TASK TO COMPLETE: All records are to be retyped faithfully and completely.

RECORDS FOR THIS TASK:
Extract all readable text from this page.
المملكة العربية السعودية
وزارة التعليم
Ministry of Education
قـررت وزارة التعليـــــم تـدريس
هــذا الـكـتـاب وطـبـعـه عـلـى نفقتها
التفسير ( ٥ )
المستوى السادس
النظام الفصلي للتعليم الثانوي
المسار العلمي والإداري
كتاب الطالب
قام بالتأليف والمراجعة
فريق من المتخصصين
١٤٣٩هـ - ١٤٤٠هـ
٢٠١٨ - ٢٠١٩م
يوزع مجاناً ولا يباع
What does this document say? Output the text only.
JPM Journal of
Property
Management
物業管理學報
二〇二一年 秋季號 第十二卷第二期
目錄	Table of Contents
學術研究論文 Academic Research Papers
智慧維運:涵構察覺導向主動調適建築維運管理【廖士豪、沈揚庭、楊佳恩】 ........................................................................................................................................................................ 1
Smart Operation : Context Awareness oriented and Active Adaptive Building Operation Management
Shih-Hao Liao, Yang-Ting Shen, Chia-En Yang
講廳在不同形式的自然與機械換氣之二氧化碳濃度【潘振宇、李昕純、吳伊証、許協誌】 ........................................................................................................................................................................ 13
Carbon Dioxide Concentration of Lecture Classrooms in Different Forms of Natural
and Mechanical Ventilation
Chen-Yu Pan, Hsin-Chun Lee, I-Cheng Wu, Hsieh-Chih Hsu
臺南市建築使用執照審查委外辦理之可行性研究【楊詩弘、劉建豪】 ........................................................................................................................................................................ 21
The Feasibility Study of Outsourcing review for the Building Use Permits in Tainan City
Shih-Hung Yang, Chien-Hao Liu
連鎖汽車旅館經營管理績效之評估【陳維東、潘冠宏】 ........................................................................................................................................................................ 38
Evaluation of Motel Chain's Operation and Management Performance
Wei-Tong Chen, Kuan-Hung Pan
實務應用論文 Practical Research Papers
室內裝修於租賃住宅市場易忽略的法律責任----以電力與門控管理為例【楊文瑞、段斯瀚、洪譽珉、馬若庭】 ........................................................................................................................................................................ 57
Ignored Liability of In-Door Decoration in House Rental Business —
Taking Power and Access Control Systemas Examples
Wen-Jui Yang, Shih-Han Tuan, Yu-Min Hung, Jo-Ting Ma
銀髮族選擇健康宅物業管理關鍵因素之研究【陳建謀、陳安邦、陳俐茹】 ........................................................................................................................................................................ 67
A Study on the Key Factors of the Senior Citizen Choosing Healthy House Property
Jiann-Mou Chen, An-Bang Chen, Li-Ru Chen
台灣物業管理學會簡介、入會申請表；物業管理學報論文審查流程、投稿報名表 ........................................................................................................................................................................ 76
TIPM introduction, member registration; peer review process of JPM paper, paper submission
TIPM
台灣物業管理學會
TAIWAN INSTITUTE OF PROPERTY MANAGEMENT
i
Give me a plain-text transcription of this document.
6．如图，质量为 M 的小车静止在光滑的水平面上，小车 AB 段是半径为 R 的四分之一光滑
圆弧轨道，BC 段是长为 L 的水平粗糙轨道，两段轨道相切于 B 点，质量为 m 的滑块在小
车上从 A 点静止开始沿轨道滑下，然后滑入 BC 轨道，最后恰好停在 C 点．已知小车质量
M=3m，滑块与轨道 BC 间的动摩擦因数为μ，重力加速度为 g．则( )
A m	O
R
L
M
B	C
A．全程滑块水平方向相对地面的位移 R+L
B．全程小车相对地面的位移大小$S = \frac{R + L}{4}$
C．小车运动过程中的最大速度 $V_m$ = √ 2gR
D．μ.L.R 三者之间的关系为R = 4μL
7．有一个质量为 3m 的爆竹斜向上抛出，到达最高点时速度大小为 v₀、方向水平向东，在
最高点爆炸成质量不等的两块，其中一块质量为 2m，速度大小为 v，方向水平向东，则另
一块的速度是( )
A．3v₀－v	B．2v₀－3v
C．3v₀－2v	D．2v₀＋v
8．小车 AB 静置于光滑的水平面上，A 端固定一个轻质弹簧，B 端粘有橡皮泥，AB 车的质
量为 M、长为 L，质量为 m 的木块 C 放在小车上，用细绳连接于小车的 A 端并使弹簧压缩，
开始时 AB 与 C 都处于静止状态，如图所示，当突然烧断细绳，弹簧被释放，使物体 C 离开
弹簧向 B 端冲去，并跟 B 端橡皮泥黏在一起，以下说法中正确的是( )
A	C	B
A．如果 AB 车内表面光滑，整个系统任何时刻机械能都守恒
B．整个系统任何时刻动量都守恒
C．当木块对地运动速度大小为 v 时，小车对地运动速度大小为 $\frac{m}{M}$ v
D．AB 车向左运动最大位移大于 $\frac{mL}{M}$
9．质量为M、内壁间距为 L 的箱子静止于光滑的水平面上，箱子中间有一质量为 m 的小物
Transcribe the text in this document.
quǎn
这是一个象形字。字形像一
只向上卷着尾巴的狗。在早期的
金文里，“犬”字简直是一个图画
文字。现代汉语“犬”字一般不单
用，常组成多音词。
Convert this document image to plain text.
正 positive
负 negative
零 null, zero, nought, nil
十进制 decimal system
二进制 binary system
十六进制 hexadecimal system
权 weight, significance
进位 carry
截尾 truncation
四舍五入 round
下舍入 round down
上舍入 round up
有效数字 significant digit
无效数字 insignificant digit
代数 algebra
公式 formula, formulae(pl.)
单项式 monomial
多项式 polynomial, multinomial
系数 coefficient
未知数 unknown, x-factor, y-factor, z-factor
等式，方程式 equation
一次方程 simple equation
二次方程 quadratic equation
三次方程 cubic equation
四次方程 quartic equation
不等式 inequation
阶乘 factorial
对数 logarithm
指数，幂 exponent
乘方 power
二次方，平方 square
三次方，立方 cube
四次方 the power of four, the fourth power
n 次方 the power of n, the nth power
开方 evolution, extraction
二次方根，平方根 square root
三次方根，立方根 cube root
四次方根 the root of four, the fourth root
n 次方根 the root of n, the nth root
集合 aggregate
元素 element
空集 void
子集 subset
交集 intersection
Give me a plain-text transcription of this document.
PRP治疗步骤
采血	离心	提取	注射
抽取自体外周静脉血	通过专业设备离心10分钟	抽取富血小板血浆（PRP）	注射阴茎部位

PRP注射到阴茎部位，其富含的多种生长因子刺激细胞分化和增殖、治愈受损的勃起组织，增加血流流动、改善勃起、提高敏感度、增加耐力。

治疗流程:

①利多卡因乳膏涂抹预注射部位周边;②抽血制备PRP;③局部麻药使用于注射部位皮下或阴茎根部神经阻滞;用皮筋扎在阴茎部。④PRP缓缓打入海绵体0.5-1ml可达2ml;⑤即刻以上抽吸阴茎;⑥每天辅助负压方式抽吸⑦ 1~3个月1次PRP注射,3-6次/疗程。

RESPONSE TO THE TASK:
Extract all readable text from this page.
المملكة العربية السعودية
وزارة التعليم
Ministry of Education
قـررت وزارة التعليـــــم تـدريس
هــذا الـكـتـاب وطـبـعـه عـلـى نفقتها
التفسير ( ٥ )
المستوى السادس
النظام الفصلي للتعليم الثانوي
المسار العلمي والإداري
كتاب الطالب
قام بالتأليف والمراجعة
فريق من المتخصصين
١٤٣٩هـ - ١٤٤٠هـ
٢٠١٨ - ٢٠١٩م
يوزع مجاناً ولا يباع
What does this document say? Output the text only.
JPM Journal of
Property
Management
物業管理學報
二〇二一年 秋季號 第十二卷第二期
目錄	Table of Contents
學術研究論文 Academic Research Papers
智慧維運:涵構察覺導向主動調適建築維運管理【廖士豪、沈揚庭、楊佳恩】 ........................................................................................................................................................................ 1
Smart Operation : Context Awareness oriented and Active Adaptive Building Operation Management
Shih-Hao Liao, Yang-Ting Shen, Chia-En Yang
講廳在不同形式的自然與機械換氣之二氧化碳濃度【潘振宇、李昕純、吳伊証、許協誌】 ........................................................................................................................................................................ 13
Carbon Dioxide Concentration of Lecture Classrooms in Different Forms of Natural
and Mechanical Ventilation
Chen-Yu Pan, Hsin-Chun Lee, I-Cheng Wu, Hsieh-Chih Hsu
臺南市建築使用執照審查委外辦理之可行性研究【楊詩弘、劉建豪】 ........................................................................................................................................................................ 21
The Feasibility Study of Outsourcing review for the Building Use Permits in Tainan City
Shih-Hung Yang, Chien-Hao Liu
連鎖汽車旅館經營管理績效之評估【陳維東、潘冠宏】 ........................................................................................................................................................................ 38
Evaluation of Motel Chain's Operation and Management Performance
Wei-Tong Chen, Kuan-Hung Pan
實務應用論文 Practical Research Papers
室內裝修於租賃住宅市場易忽略的法律責任----以電力與門控管理為例【楊文瑞、段斯瀚、洪譽珉、馬若庭】 ........................................................................................................................................................................ 57
Ignored Liability of In-Door Decoration in House Rental Business —
Taking Power and Access Control Systemas Examples
Wen-Jui Yang, Shih-Han Tuan, Yu-Min Hung, Jo-Ting Ma
銀髮族選擇健康宅物業管理關鍵因素之研究【陳建謀、陳安邦、陳俐茹】 ........................................................................................................................................................................ 67
A Study on the Key Factors of the Senior Citizen Choosing Healthy House Property
Jiann-Mou Chen, An-Bang Chen, Li-Ru Chen
台灣物業管理學會簡介、入會申請表；物業管理學報論文審查流程、投稿報名表 ........................................................................................................................................................................ 76
TIPM introduction, member registration; peer review process of JPM paper, paper submission
TIPM
台灣物業管理學會
TAIWAN INSTITUTE OF PROPERTY MANAGEMENT
i
Give me a plain-text transcription of this document.
6．如图，质量为 M 的小车静止在光滑的水平面上，小车 AB 段是半径为 R 的四分之一光滑
圆弧轨道，BC 段是长为 L 的水平粗糙轨道，两段轨道相切于 B 点，质量为 m 的滑块在小
车上从 A 点静止开始沿轨道滑下，然后滑入 BC 轨道，最后恰好停在 C 点．已知小车质量
M=3m，滑块与轨道 BC 间的动摩擦因数为μ，重力加速度为 g．则( )
A m	O
R
L
M
B	C
A．全程滑块水平方向相对地面的位移 R+L
B．全程小车相对地面的位移大小$S = \frac{R + L}{4}$
C．小车运动过程中的最大速度 $V_m$ = √ 2gR
D．μ.L.R 三者之间的关系为R = 4μL
7．有一个质量为 3m 的爆竹斜向上抛出，到达最高点时速度大小为 v₀、方向水平向东，在
最高点爆炸成质量不等的两块，其中一块质量为 2m，速度大小为 v，方向水平向东，则另
一块的速度是( )
A．3v₀－v	B．2v₀－3v
C．3v₀－2v	D．2v₀＋v
8．小车 AB 静置于光滑的水平面上，A 端固定一个轻质弹簧，B 端粘有橡皮泥，AB 车的质
量为 M、长为 L，质量为 m 的木块 C 放在小车上，用细绳连接于小车的 A 端并使弹簧压缩，
开始时 AB 与 C 都处于静止状态，如图所示，当突然烧断细绳，弹簧被释放，使物体 C 离开
弹簧向 B 端冲去，并跟 B 端橡皮泥黏在一起，以下说法中正确的是( )
A	C	B
A．如果 AB 车内表面光滑，整个系统任何时刻机械能都守恒
B．整个系统任何时刻动量都守恒
C．当木块对地运动速度大小为 v 时，小车对地运动速度大小为 $\frac{m}{M}$ v
D．AB 车向左运动最大位移大于 $\frac{mL}{M}$
9．质量为M、内壁间距为 L 的箱子静止于光滑的水平面上，箱子中间有一质量为 m 的小物
Transcribe the text in this document.
quǎn
这是一个象形字。字形像一
只向上卷着尾巴的狗。在早期的
金文里，“犬”字简直是一个图画
文字。现代汉语“犬”字一般不单
用，常组成多音词。
Convert this document image to plain text.
正 positive
负 negative
零 null, zero, nought, nil
十进制 decimal system
二进制 binary system
十六进制 hexadecimal system
权 weight, significance
进位 carry
截尾 truncation
四舍五入 round
下舍入 round down
上舍入 round up
有效数字 significant digit
无效数字 insignificant digit
代数 algebra
公式 formula, formulae(pl.)
单项式 monomial
多项式 polynomial, multinomial
系数 coefficient
未知数 unknown, x-factor, y-factor, z-factor
等式，方程式 equation
一次方程 simple equation
二次方程 quadratic equation
三次方程 cubic equation
四次方程 quartic equation
不等式 inequation
阶乘 factorial
对数 logarithm
指数，幂 exponent
乘方 power
二次方，平方 square
三次方，立方 cube
四次方 the power of four, the fourth power
n 次方 the power of n, the nth power
开方 evolution, extraction
二次方根，平方根 square root
三次方根，立方根 cube root
四次方根 the root of four, the fourth root
n 次方根 the root of n, the nth root
集合 aggregate
元素 element
空集 void
子集 subset
交集 intersection
Give me a plain-text transcription of this document.
PRP治疗步骤
采血	离心	提取	注射
抽取自体外周静脉血	通过专业设备离心10分钟	抽取富血小板血浆（PRP）	注射阴茎部位

PRP注射到阴茎部位，其富含的多种生长因子刺激细胞分化和增殖、治愈受损的勃起组织，增加血流流动、改善勃起、提高敏感度、增加耐力。

治疗流程:

①利多卡因乳膏涂抹预注射部位周边;②抽血制备PRP;③局部麻药使用于注射部位皮下或阴茎根部神经阻滞;用皮筋扎在阴茎部。④PRP缓缓打入海绵体0.5-1ml可达2ml;⑤即刻以上抽吸阴茎;⑥每天辅助负压方式抽吸⑦ 1~3个月1次PRP注射,3-6次/疗程。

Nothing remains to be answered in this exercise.